• [To do]
Please copy every record below, reproducing each line with no changes.

===============

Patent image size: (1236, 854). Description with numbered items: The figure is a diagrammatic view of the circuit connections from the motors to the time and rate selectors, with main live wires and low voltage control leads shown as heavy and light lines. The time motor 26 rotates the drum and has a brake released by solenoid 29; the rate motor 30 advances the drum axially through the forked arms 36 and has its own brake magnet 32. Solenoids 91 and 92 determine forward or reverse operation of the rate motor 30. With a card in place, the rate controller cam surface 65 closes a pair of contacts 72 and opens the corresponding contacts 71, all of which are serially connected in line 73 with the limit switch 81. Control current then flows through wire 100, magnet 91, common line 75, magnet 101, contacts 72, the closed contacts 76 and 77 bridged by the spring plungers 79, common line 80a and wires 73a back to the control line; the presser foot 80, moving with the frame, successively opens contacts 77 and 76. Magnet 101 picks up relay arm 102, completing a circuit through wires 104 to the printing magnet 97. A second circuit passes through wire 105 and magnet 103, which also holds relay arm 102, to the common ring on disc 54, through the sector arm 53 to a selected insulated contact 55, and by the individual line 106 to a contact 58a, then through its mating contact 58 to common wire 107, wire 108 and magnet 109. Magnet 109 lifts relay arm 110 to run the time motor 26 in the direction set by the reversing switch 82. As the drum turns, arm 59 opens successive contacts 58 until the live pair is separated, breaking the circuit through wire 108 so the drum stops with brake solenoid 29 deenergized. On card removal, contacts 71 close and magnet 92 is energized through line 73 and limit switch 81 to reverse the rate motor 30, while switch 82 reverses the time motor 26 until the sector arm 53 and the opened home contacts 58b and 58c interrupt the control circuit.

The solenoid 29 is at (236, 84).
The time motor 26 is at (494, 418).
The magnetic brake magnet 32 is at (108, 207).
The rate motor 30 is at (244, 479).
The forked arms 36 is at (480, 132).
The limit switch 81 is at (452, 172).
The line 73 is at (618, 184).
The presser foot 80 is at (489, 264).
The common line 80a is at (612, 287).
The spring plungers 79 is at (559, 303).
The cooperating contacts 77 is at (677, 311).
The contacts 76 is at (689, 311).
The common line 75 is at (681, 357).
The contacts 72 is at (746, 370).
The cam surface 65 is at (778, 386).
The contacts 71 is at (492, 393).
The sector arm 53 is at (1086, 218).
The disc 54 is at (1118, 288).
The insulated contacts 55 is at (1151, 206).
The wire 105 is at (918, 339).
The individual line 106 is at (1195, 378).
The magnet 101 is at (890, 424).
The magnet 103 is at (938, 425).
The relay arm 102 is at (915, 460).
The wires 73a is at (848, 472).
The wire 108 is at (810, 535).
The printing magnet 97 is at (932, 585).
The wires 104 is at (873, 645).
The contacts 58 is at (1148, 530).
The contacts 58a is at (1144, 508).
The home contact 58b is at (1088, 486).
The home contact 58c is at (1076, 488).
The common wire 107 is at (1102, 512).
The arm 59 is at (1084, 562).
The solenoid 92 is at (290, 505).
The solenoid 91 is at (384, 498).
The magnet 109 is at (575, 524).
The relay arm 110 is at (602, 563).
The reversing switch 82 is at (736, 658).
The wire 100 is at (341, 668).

===============

• [Response for this exercise]
Patent image size: (1236, 854). Description with numbered items: The figure is a diagrammatic view of the circuit connections from the motors to the time and rate selectors, with main live wires and low voltage control leads shown as heavy and light lines. The time motor 26 rotates the drum and has a brake released by solenoid 29; the rate motor 30 advances the drum axially through the forked arms 36 and has its own brake magnet 32. Solenoids 91 and 92 determine forward or reverse operation of the rate motor 30. With a card in place, the rate controller cam surface 65 closes a pair of contacts 72 and opens the corresponding contacts 71, all of which are serially connected in line 73 with the limit switch 81. Control current then flows through wire 100, magnet 91, common line 75, magnet 101, contacts 72, the closed contacts 76 and 77 bridged by the spring plungers 79, common line 80a and wires 73a back to the control line; the presser foot 80, moving with the frame, successively opens contacts 77 and 76. Magnet 101 picks up relay arm 102, completing a circuit through wires 104 to the printing magnet 97. A second circuit passes through wire 105 and magnet 103, which also holds relay arm 102, to the common ring on disc 54, through the sector arm 53 to a selected insulated contact 55, and by the individual line 106 to a contact 58a, then through its mating contact 58 to common wire 107, wire 108 and magnet 109. Magnet 109 lifts relay arm 110 to run the time motor 26 in the direction set by the reversing switch 82. As the drum turns, arm 59 opens successive contacts 58 until the live pair is separated, breaking the circuit through wire 108 so the drum stops with brake solenoid 29 deenergized. On card removal, contacts 71 close and magnet 92 is energized through line 73 and limit switch 81 to reverse the rate motor 30, while switch 82 reverses the time motor 26 until the sector arm 53 and the opened home contacts 58b and 58c interrupt the control circuit.

The solenoid 29 is at (236, 84).
The time motor 26 is at (494, 418).
The magnetic brake magnet 32 is at (108, 207).
The rate motor 30 is at (244, 479).
The forked arms 36 is at (480, 132).
The limit switch 81 is at (452, 172).
The line 73 is at (618, 184).
The presser foot 80 is at (489, 264).
The common line 80a is at (612, 287).
The spring plungers 79 is at (559, 303).
The cooperating contacts 77 is at (677, 311).
The contacts 76 is at (689, 311).
The common line 75 is at (681, 357).
The contacts 72 is at (746, 370).
The cam surface 65 is at (778, 386).
The contacts 71 is at (492, 393).
The sector arm 53 is at (1086, 218).
The disc 54 is at (1118, 288).
The insulated contacts 55 is at (1151, 206).
The wire 105 is at (918, 339).
The individual line 106 is at (1195, 378).
The magnet 101 is at (890, 424).
The magnet 103 is at (938, 425).
The relay arm 102 is at (915, 460).
The wires 73a is at (848, 472).
The wire 108 is at (810, 535).
The printing magnet 97 is at (932, 585).
The wires 104 is at (873, 645).
The contacts 58 is at (1148, 530).
The contacts 58a is at (1144, 508).
The home contact 58b is at (1088, 486).
The home contact 58c is at (1076, 488).
The common wire 107 is at (1102, 512).
The arm 59 is at (1084, 562).
The solenoid 92 is at (290, 505).
The solenoid 91 is at (384, 498).
The magnet 109 is at (575, 524).
The relay arm 110 is at (602, 563).
The reversing switch 82 is at (736, 658).
The wire 100 is at (341, 668).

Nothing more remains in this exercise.